§ Task goal: Pull out every line in the data that has the string "Dataset" in it.

§ Data extract:

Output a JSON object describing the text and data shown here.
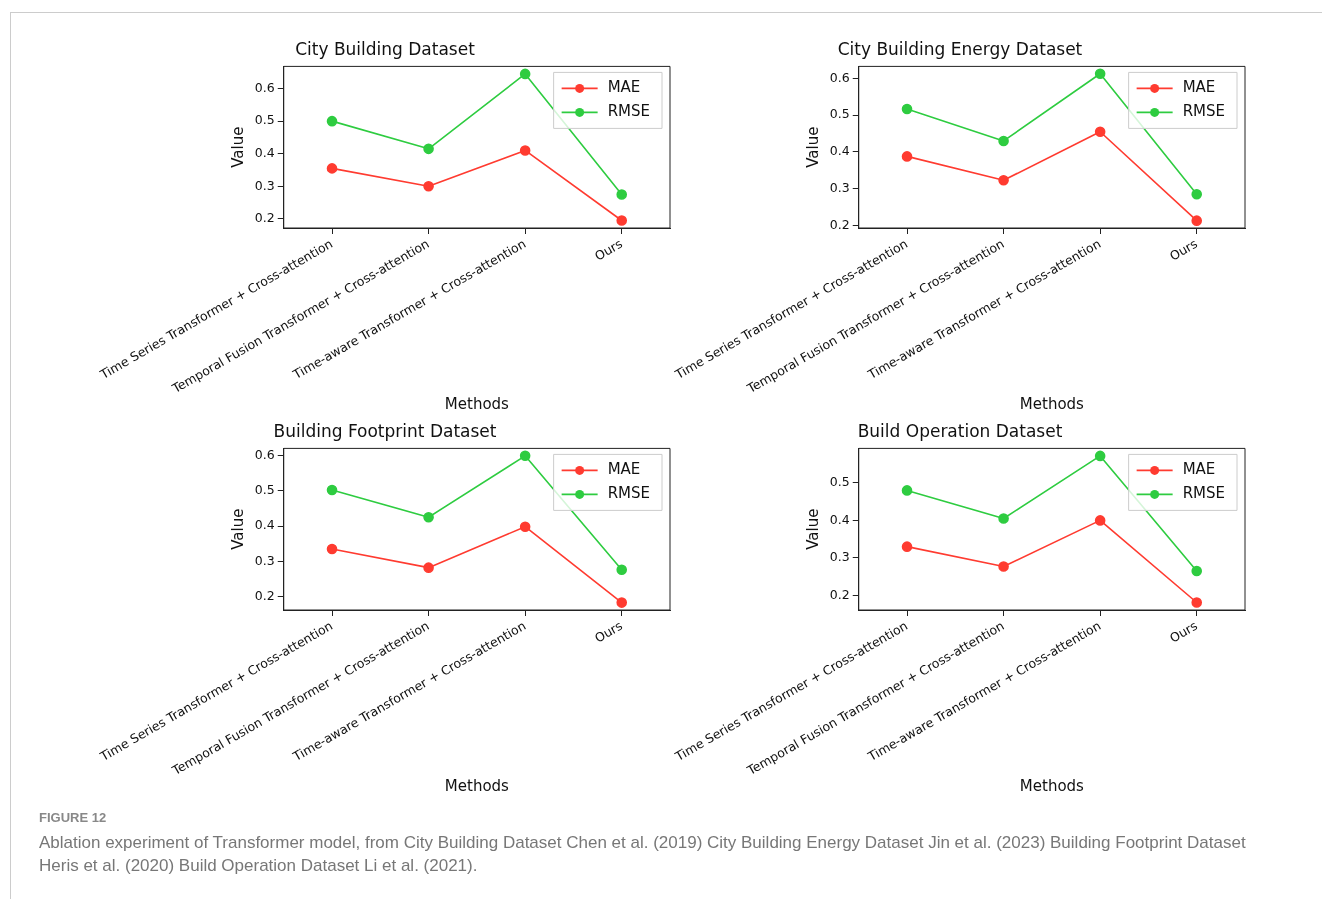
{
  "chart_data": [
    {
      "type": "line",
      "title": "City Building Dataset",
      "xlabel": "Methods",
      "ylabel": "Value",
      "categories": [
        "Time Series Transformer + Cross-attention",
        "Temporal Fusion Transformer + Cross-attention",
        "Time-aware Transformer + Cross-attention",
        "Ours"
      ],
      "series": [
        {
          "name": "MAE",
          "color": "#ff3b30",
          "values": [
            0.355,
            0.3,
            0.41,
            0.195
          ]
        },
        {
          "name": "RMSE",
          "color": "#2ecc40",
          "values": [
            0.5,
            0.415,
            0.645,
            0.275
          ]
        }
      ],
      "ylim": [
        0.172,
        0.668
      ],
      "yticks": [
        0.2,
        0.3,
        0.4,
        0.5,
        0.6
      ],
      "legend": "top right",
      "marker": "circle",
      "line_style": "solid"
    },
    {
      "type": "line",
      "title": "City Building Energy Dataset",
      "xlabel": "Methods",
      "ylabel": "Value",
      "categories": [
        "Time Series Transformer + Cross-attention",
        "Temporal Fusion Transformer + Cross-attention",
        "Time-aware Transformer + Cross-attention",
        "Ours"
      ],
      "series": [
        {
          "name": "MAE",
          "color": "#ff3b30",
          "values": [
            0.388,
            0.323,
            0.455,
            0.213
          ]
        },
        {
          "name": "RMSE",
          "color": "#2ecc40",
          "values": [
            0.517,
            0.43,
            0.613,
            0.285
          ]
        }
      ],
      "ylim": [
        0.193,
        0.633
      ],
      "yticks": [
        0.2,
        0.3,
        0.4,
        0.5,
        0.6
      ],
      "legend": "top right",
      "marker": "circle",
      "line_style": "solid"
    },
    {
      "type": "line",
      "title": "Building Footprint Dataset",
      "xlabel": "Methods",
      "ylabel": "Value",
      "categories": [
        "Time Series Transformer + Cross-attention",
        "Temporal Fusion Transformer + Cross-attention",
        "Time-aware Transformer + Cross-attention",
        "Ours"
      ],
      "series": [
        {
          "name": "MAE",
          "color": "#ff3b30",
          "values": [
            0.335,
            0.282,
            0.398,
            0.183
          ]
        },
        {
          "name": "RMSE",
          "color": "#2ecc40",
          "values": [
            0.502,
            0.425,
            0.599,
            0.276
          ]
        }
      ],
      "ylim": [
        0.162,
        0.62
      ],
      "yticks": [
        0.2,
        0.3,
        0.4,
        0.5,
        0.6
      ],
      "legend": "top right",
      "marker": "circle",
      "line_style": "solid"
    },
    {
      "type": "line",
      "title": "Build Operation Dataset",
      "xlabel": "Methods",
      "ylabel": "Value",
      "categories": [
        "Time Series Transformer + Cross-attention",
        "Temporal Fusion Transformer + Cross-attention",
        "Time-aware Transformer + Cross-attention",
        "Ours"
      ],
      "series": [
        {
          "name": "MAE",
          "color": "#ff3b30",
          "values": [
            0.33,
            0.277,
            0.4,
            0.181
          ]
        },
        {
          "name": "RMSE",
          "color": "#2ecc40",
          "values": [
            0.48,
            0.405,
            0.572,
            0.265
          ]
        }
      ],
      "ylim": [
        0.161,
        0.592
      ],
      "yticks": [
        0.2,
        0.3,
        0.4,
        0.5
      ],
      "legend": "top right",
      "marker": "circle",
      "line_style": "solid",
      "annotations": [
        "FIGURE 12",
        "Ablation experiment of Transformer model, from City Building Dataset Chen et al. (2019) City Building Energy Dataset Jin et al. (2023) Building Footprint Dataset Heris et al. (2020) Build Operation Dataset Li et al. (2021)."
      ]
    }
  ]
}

==

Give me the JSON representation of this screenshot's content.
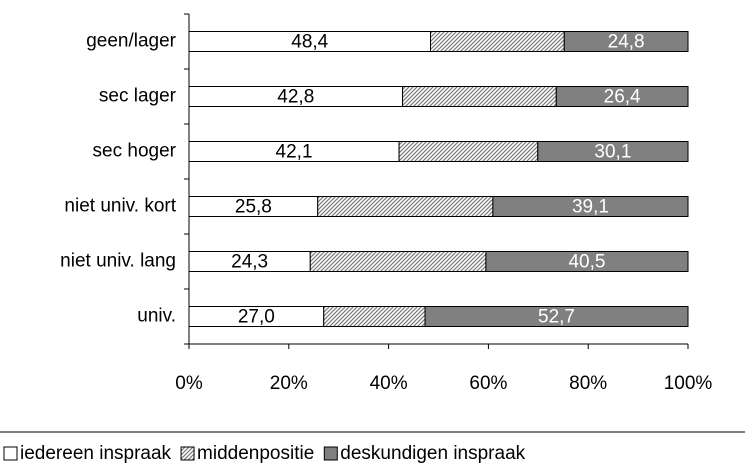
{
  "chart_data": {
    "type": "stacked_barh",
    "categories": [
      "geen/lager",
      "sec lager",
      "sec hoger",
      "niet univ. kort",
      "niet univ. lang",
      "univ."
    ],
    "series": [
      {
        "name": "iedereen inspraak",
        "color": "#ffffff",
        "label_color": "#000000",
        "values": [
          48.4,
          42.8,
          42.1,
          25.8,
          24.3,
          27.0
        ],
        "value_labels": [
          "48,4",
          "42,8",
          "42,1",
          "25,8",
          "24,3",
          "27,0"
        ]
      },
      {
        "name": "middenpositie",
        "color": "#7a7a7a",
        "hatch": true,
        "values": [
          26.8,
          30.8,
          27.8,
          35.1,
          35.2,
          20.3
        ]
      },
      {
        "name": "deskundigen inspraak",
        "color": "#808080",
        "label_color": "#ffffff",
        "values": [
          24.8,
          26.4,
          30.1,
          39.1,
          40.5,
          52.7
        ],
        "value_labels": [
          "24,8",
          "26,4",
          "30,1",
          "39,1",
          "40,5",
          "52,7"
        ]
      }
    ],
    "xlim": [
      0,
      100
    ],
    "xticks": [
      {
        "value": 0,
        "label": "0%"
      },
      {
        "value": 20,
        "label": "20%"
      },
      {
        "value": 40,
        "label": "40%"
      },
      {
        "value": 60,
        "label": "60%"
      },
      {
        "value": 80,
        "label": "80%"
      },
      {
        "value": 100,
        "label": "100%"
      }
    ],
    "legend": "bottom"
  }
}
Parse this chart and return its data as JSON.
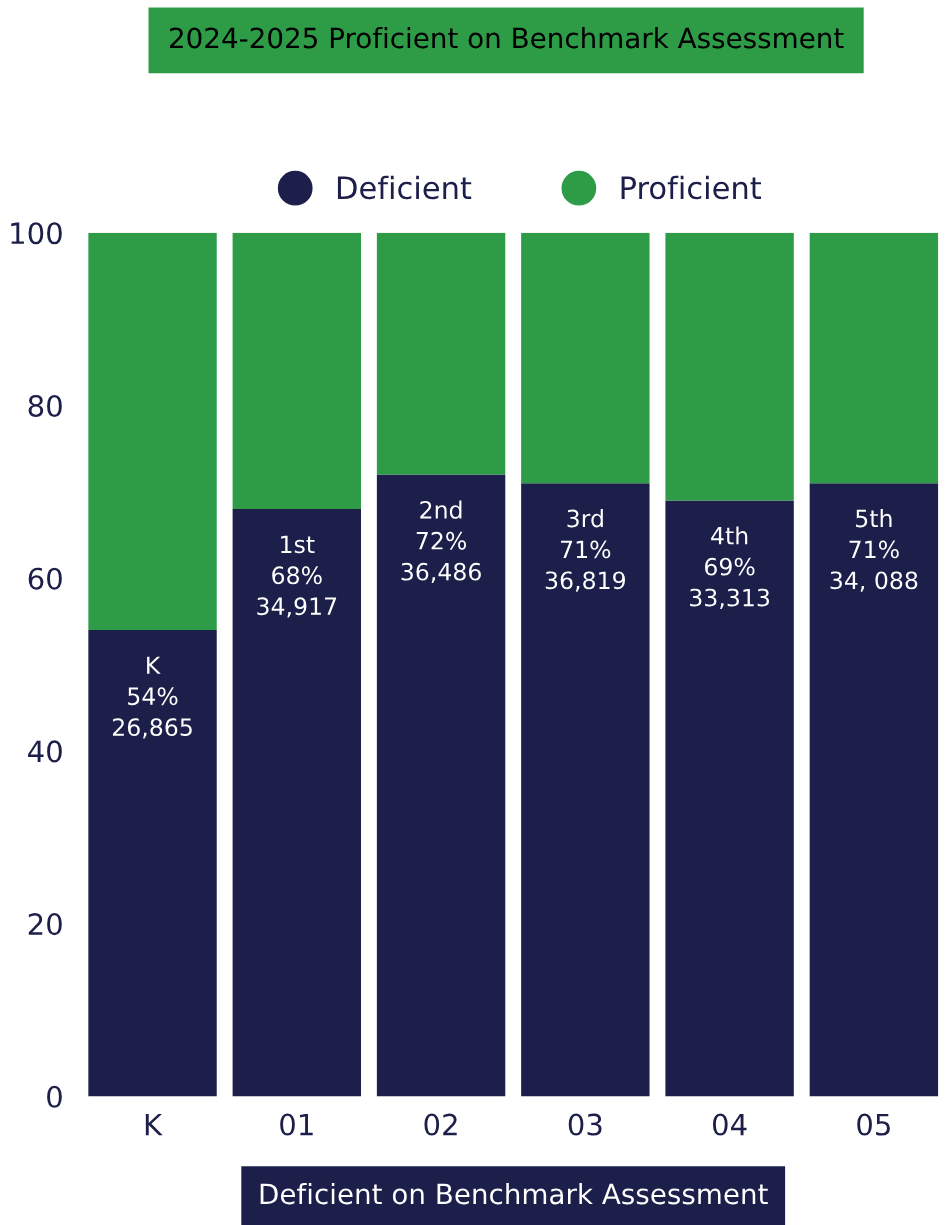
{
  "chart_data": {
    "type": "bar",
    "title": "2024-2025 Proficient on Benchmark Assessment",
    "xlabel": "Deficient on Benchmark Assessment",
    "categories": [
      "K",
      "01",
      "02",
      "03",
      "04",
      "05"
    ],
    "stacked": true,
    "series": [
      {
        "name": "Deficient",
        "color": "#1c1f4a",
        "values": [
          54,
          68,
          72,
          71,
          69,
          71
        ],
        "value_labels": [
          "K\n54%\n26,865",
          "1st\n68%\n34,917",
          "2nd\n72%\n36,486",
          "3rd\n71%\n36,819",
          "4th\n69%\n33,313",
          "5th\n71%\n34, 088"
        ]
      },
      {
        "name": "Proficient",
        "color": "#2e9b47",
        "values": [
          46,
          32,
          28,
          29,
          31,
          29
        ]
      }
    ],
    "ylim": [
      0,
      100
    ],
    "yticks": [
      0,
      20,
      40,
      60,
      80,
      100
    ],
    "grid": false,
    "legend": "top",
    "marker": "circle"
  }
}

§ Solved problem:
      "title": "City Building Dataset",
      "title": "City Building Energy Dataset",
      "title": "Building Footprint Dataset",
      "title": "Build Operation Dataset",
        "Ablation experiment of Transformer model, from City Building Dataset Chen et al. (2019) City Building Energy Dataset Jin et al. (2023) Building Footprint Dataset Heris et al. (2020) Build Operation Dataset Li et al. (2021)."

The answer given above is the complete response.